### What this task involves
Each line that follows should be printed again exactly as it stands.

### Entries shown
== == ==

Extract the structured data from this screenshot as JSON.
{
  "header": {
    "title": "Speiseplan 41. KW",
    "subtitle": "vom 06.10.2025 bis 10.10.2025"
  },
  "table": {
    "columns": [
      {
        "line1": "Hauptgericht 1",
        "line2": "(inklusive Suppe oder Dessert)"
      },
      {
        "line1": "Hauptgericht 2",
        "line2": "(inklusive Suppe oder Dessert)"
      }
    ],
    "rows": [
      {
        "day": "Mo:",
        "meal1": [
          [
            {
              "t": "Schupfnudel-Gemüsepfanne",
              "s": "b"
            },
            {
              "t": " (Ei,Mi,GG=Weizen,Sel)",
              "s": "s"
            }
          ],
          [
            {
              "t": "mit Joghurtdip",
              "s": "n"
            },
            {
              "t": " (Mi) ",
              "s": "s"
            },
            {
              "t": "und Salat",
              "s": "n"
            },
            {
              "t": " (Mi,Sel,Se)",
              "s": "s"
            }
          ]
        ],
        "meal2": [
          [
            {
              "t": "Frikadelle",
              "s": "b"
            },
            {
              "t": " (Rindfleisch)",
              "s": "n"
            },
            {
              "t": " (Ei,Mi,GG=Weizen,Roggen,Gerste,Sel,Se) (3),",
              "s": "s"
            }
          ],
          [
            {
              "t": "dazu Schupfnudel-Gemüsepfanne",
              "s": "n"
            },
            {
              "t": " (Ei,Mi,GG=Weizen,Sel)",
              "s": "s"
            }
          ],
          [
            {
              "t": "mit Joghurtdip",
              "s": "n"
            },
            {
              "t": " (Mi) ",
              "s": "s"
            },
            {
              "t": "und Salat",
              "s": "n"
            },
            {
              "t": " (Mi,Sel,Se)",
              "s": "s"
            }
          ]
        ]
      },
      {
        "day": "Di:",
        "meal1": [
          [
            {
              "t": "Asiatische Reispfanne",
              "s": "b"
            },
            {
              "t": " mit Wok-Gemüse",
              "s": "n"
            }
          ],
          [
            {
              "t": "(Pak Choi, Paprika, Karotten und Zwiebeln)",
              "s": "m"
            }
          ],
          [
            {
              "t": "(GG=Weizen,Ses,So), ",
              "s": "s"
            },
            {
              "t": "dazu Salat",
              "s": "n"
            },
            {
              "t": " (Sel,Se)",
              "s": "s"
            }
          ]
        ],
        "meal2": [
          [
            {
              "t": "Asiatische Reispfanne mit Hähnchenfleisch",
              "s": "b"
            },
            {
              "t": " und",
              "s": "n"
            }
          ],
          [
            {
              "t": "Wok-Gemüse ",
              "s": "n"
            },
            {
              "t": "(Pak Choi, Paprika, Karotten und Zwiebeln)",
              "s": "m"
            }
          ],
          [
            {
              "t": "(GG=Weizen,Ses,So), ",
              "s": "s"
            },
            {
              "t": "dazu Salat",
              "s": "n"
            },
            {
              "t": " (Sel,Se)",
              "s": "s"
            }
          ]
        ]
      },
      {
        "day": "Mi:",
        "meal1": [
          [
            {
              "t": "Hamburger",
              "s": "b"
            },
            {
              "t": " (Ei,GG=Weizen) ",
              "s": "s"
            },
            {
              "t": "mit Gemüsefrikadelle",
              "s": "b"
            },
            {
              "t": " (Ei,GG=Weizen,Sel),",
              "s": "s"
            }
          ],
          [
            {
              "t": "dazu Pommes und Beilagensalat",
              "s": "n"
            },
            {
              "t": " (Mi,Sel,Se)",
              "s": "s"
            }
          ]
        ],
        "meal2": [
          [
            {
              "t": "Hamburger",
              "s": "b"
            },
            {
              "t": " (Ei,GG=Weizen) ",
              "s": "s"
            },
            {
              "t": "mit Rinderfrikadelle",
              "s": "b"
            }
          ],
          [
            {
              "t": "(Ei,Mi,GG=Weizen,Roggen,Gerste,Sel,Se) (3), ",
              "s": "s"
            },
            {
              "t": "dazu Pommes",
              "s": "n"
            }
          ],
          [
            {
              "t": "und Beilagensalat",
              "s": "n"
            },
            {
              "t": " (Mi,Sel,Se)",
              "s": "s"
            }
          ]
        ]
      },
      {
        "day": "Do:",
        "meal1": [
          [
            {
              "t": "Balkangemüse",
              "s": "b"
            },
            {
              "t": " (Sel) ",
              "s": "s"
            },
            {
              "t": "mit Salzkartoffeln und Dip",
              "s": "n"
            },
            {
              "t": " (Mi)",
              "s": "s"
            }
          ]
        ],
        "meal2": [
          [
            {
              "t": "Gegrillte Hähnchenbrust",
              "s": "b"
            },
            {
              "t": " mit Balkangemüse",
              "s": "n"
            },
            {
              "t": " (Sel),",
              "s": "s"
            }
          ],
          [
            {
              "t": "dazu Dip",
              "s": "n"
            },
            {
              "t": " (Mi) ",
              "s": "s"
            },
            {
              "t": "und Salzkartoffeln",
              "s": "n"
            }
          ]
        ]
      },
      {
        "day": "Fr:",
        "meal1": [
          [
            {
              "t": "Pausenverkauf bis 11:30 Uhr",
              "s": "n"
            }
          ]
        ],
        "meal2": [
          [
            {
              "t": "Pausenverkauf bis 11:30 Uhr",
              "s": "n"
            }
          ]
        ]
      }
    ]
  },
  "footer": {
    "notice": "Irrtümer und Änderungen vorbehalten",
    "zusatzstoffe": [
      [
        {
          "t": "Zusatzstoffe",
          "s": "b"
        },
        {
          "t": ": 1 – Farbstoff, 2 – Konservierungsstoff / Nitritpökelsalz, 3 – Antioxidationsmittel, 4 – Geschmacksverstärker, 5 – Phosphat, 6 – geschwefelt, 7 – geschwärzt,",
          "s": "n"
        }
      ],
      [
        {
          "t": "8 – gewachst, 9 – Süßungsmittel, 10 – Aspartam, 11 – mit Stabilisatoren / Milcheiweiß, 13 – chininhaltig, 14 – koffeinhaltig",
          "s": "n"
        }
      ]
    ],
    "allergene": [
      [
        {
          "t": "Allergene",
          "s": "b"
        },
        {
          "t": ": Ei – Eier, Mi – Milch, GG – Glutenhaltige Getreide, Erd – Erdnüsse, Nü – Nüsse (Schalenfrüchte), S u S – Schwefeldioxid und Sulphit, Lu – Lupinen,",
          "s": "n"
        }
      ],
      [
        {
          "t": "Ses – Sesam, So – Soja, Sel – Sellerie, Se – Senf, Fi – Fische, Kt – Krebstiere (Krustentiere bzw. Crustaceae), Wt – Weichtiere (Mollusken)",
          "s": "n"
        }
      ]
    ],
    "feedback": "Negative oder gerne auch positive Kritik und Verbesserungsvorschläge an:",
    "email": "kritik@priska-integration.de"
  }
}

== == ==

### Final result
Extract the structured data from this screenshot as JSON.
{
  "header": {
    "title": "Speiseplan 41. KW",
    "subtitle": "vom 06.10.2025 bis 10.10.2025"
  },
  "table": {
    "columns": [
      {
        "line1": "Hauptgericht 1",
        "line2": "(inklusive Suppe oder Dessert)"
      },
      {
        "line1": "Hauptgericht 2",
        "line2": "(inklusive Suppe oder Dessert)"
      }
    ],
    "rows": [
      {
        "day": "Mo:",
        "meal1": [
          [
            {
              "t": "Schupfnudel-Gemüsepfanne",
              "s": "b"
            },
            {
              "t": " (Ei,Mi,GG=Weizen,Sel)",
              "s": "s"
            }
          ],
          [
            {
              "t": "mit Joghurtdip",
              "s": "n"
            },
            {
              "t": " (Mi) ",
              "s": "s"
            },
            {
              "t": "und Salat",
              "s": "n"
            },
            {
              "t": " (Mi,Sel,Se)",
              "s": "s"
            }
          ]
        ],
        "meal2": [
          [
            {
              "t": "Frikadelle",
              "s": "b"
            },
            {
              "t": " (Rindfleisch)",
              "s": "n"
            },
            {
              "t": " (Ei,Mi,GG=Weizen,Roggen,Gerste,Sel,Se) (3),",
              "s": "s"
            }
          ],
          [
            {
              "t": "dazu Schupfnudel-Gemüsepfanne",
              "s": "n"
            },
            {
              "t": " (Ei,Mi,GG=Weizen,Sel)",
              "s": "s"
            }
          ],
          [
            {
              "t": "mit Joghurtdip",
              "s": "n"
            },
            {
              "t": " (Mi) ",
              "s": "s"
            },
            {
              "t": "und Salat",
              "s": "n"
            },
            {
              "t": " (Mi,Sel,Se)",
              "s": "s"
            }
          ]
        ]
      },
      {
        "day": "Di:",
        "meal1": [
          [
            {
              "t": "Asiatische Reispfanne",
              "s": "b"
            },
            {
              "t": " mit Wok-Gemüse",
              "s": "n"
            }
          ],
          [
            {
              "t": "(Pak Choi, Paprika, Karotten und Zwiebeln)",
              "s": "m"
            }
          ],
          [
            {
              "t": "(GG=Weizen,Ses,So), ",
              "s": "s"
            },
            {
              "t": "dazu Salat",
              "s": "n"
            },
            {
              "t": " (Sel,Se)",
              "s": "s"
            }
          ]
        ],
        "meal2": [
          [
            {
              "t": "Asiatische Reispfanne mit Hähnchenfleisch",
              "s": "b"
            },
            {
              "t": " und",
              "s": "n"
            }
          ],
          [
            {
              "t": "Wok-Gemüse ",
              "s": "n"
            },
            {
              "t": "(Pak Choi, Paprika, Karotten und Zwiebeln)",
              "s": "m"
            }
          ],
          [
            {
              "t": "(GG=Weizen,Ses,So), ",
              "s": "s"
            },
            {
              "t": "dazu Salat",
              "s": "n"
            },
            {
              "t": " (Sel,Se)",
              "s": "s"
            }
          ]
        ]
      },
      {
        "day": "Mi:",
        "meal1": [
          [
            {
              "t": "Hamburger",
              "s": "b"
            },
            {
              "t": " (Ei,GG=Weizen) ",
              "s": "s"
            },
            {
              "t": "mit Gemüsefrikadelle",
              "s": "b"
            },
            {
              "t": " (Ei,GG=Weizen,Sel),",
              "s": "s"
            }
          ],
          [
            {
              "t": "dazu Pommes und Beilagensalat",
              "s": "n"
            },
            {
              "t": " (Mi,Sel,Se)",
              "s": "s"
            }
          ]
        ],
        "meal2": [
          [
            {
              "t": "Hamburger",
              "s": "b"
            },
            {
              "t": " (Ei,GG=Weizen) ",
              "s": "s"
            },
            {
              "t": "mit Rinderfrikadelle",
              "s": "b"
            }
          ],
          [
            {
              "t": "(Ei,Mi,GG=Weizen,Roggen,Gerste,Sel,Se) (3), ",
              "s": "s"
            },
            {
              "t": "dazu Pommes",
              "s": "n"
            }
          ],
          [
            {
              "t": "und Beilagensalat",
              "s": "n"
            },
            {
              "t": " (Mi,Sel,Se)",
              "s": "s"
            }
          ]
        ]
      },
      {
        "day": "Do:",
        "meal1": [
          [
            {
              "t": "Balkangemüse",
              "s": "b"
            },
            {
              "t": " (Sel) ",
              "s": "s"
            },
            {
              "t": "mit Salzkartoffeln und Dip",
              "s": "n"
            },
            {
              "t": " (Mi)",
              "s": "s"
            }
          ]
        ],
        "meal2": [
          [
            {
              "t": "Gegrillte Hähnchenbrust",
              "s": "b"
            },
            {
              "t": " mit Balkangemüse",
              "s": "n"
            },
            {
              "t": " (Sel),",
              "s": "s"
            }
          ],
          [
            {
              "t": "dazu Dip",
              "s": "n"
            },
            {
              "t": " (Mi) ",
              "s": "s"
            },
            {
              "t": "und Salzkartoffeln",
              "s": "n"
            }
          ]
        ]
      },
      {
        "day": "Fr:",
        "meal1": [
          [
            {
              "t": "Pausenverkauf bis 11:30 Uhr",
              "s": "n"
            }
          ]
        ],
        "meal2": [
          [
            {
              "t": "Pausenverkauf bis 11:30 Uhr",
              "s": "n"
            }
          ]
        ]
      }
    ]
  },
  "footer": {
    "notice": "Irrtümer und Änderungen vorbehalten",
    "zusatzstoffe": [
      [
        {
          "t": "Zusatzstoffe",
          "s": "b"
        },
        {
          "t": ": 1 – Farbstoff, 2 – Konservierungsstoff / Nitritpökelsalz, 3 – Antioxidationsmittel, 4 – Geschmacksverstärker, 5 – Phosphat, 6 – geschwefelt, 7 – geschwärzt,",
          "s": "n"
        }
      ],
      [
        {
          "t": "8 – gewachst, 9 – Süßungsmittel, 10 – Aspartam, 11 – mit Stabilisatoren / Milcheiweiß, 13 – chininhaltig, 14 – koffeinhaltig",
          "s": "n"
        }
      ]
    ],
    "allergene": [
      [
        {
          "t": "Allergene",
          "s": "b"
        },
        {
          "t": ": Ei – Eier, Mi – Milch, GG – Glutenhaltige Getreide, Erd – Erdnüsse, Nü – Nüsse (Schalenfrüchte), S u S – Schwefeldioxid und Sulphit, Lu – Lupinen,",
          "s": "n"
        }
      ],
      [
        {
          "t": "Ses – Sesam, So – Soja, Sel – Sellerie, Se – Senf, Fi – Fische, Kt – Krebstiere (Krustentiere bzw. Crustaceae), Wt – Weichtiere (Mollusken)",
          "s": "n"
        }
      ]
    ],
    "feedback": "Negative oder gerne auch positive Kritik und Verbesserungsvorschläge an:",
    "email": "kritik@priska-integration.de"
  }
}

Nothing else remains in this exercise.